**PROBLEM DETAILS**
How many lines of the data include the string "title"? State the number and nothing else.

===== MATERIAL PROVIDED =====

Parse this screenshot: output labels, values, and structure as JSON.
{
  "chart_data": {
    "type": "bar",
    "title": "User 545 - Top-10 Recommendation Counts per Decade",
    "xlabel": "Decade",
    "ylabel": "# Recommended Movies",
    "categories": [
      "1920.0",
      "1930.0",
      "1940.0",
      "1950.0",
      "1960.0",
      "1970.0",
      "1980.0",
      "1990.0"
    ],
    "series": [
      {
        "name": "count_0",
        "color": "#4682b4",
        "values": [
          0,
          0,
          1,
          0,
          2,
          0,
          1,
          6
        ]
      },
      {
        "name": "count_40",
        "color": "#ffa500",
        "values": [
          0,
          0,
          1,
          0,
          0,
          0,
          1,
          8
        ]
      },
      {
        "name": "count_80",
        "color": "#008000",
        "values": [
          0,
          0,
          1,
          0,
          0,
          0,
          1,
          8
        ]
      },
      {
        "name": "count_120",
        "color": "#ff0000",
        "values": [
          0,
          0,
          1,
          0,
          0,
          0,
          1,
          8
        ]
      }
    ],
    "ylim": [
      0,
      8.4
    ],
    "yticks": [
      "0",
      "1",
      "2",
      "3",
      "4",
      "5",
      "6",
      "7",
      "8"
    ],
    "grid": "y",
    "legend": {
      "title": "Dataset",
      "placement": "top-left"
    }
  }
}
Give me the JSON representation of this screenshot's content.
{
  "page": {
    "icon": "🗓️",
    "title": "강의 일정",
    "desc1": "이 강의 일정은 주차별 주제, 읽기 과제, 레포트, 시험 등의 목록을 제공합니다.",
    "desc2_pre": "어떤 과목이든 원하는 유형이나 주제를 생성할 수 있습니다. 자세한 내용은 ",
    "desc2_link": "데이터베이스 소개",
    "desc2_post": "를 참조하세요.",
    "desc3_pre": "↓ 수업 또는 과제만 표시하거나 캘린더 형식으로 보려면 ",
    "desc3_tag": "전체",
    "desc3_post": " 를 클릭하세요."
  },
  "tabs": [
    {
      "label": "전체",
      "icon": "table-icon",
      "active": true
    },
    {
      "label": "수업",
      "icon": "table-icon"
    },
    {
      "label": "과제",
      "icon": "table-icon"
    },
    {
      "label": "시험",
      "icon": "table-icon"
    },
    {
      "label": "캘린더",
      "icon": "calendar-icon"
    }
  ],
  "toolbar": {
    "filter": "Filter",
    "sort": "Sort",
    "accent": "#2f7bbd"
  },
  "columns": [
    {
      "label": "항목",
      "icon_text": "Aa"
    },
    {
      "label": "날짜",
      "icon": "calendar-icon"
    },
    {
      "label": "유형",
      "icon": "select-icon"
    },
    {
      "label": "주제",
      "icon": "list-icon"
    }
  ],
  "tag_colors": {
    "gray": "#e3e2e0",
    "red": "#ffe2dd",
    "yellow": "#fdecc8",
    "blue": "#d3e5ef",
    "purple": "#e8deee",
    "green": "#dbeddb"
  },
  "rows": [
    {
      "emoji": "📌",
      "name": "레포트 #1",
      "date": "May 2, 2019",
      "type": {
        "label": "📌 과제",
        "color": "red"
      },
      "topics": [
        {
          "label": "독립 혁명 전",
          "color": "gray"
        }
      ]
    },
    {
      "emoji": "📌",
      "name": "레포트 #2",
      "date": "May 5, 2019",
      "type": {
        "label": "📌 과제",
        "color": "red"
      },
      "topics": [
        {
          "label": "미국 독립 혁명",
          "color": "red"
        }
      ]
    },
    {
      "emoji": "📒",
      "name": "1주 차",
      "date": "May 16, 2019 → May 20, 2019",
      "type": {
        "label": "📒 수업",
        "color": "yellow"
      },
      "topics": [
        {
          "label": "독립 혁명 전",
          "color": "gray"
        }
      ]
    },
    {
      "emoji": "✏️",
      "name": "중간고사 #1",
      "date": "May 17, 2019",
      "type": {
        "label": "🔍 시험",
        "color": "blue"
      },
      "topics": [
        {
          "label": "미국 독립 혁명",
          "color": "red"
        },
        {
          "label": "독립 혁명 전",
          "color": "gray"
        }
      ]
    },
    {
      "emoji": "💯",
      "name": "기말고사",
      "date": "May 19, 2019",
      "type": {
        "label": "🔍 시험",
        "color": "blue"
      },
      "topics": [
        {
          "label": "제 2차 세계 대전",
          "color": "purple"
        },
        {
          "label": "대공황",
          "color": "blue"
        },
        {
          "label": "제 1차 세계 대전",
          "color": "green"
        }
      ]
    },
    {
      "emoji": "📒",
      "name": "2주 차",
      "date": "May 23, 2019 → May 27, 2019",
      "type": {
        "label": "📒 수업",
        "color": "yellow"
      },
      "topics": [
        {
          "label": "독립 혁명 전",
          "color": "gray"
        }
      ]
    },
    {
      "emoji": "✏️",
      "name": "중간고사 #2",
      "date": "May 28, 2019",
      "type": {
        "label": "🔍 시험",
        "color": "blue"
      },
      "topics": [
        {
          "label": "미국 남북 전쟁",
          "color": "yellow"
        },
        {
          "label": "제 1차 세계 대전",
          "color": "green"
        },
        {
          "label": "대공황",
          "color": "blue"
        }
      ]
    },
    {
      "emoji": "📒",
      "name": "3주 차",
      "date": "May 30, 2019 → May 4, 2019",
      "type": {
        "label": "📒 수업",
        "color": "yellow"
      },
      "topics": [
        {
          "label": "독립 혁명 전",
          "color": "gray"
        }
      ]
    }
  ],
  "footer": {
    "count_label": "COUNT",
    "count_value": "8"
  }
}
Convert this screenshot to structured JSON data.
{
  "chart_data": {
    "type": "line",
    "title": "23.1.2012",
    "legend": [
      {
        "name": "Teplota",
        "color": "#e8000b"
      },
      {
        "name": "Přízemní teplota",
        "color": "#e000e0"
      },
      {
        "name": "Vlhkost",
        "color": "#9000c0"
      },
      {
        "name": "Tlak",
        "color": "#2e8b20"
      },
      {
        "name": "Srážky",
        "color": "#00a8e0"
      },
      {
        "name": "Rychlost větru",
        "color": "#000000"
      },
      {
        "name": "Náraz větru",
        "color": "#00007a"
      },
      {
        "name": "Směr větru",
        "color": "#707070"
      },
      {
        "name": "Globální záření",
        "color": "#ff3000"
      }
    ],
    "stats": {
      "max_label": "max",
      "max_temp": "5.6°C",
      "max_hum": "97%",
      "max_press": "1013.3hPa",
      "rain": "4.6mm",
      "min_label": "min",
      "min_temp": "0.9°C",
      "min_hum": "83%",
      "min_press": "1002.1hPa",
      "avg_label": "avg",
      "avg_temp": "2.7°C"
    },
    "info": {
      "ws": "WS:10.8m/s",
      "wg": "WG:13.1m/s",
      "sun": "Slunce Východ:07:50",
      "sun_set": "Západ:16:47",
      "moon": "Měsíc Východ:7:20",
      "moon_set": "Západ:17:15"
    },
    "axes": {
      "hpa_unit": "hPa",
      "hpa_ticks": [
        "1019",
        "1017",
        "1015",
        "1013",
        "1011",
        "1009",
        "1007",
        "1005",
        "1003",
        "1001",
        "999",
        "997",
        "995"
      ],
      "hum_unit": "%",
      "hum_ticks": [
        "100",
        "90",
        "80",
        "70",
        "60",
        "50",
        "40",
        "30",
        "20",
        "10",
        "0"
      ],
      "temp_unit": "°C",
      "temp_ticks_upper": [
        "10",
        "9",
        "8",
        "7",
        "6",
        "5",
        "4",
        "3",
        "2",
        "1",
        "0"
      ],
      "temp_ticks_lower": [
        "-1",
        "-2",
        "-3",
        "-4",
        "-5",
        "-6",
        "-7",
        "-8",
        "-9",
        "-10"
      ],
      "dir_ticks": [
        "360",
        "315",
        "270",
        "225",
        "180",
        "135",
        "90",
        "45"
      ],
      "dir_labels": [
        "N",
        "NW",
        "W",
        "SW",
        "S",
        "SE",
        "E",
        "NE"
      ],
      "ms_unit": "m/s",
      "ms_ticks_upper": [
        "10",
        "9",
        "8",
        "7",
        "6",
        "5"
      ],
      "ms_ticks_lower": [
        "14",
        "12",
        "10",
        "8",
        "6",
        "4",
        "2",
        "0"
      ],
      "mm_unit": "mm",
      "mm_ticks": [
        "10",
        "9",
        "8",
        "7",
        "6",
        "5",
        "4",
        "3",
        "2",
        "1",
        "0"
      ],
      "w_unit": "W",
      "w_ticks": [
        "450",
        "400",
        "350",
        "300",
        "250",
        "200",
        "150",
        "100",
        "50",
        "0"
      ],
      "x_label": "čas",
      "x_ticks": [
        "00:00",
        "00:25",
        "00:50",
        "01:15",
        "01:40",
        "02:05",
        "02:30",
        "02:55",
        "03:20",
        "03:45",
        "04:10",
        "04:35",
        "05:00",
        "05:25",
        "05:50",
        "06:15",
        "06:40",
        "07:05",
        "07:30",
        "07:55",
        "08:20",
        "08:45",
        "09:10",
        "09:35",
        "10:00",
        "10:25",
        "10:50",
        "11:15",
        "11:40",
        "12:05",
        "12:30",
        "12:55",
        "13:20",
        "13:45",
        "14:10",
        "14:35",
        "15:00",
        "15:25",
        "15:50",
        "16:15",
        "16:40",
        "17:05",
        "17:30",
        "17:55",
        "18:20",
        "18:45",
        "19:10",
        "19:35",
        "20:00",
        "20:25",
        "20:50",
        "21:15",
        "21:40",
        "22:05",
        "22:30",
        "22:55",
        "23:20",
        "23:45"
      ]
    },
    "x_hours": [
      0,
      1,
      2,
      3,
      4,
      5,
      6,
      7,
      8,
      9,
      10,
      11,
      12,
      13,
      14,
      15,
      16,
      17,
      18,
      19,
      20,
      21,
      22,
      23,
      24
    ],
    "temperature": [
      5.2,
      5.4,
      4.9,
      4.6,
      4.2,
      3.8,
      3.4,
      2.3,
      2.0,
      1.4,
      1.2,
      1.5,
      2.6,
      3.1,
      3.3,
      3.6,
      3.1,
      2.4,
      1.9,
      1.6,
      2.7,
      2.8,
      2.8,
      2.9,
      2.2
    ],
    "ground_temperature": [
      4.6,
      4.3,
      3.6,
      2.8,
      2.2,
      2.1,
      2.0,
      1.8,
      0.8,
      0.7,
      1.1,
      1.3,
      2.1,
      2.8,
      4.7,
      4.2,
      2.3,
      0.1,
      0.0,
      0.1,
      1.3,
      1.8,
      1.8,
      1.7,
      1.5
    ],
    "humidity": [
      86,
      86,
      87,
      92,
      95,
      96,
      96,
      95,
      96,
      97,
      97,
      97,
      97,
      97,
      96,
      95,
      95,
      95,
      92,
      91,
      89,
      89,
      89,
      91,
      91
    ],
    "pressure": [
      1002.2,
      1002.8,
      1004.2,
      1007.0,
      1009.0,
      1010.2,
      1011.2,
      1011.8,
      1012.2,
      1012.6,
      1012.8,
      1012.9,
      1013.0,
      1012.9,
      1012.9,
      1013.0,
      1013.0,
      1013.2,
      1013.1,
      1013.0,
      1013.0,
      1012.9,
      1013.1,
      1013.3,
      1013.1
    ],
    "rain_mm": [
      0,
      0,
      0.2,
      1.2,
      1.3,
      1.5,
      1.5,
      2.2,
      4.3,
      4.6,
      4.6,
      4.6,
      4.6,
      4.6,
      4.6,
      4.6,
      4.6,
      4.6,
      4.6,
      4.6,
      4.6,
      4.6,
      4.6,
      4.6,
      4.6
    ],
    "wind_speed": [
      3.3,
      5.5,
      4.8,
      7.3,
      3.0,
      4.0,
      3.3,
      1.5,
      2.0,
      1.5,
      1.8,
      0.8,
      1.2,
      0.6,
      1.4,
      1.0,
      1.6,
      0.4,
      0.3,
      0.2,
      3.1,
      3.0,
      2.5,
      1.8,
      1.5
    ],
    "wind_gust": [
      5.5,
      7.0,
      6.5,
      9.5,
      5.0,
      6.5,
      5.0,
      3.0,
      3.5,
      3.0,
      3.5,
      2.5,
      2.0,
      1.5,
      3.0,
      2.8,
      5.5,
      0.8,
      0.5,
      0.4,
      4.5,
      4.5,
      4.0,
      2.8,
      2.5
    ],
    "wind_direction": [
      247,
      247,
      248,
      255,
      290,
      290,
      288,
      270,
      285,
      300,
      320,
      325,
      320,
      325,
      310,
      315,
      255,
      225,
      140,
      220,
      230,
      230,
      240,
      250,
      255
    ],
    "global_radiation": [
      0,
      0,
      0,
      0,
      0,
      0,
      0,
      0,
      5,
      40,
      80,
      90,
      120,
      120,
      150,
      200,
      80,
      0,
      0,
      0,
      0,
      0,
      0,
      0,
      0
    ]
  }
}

=====

**EXERCISE OUTPUT**
4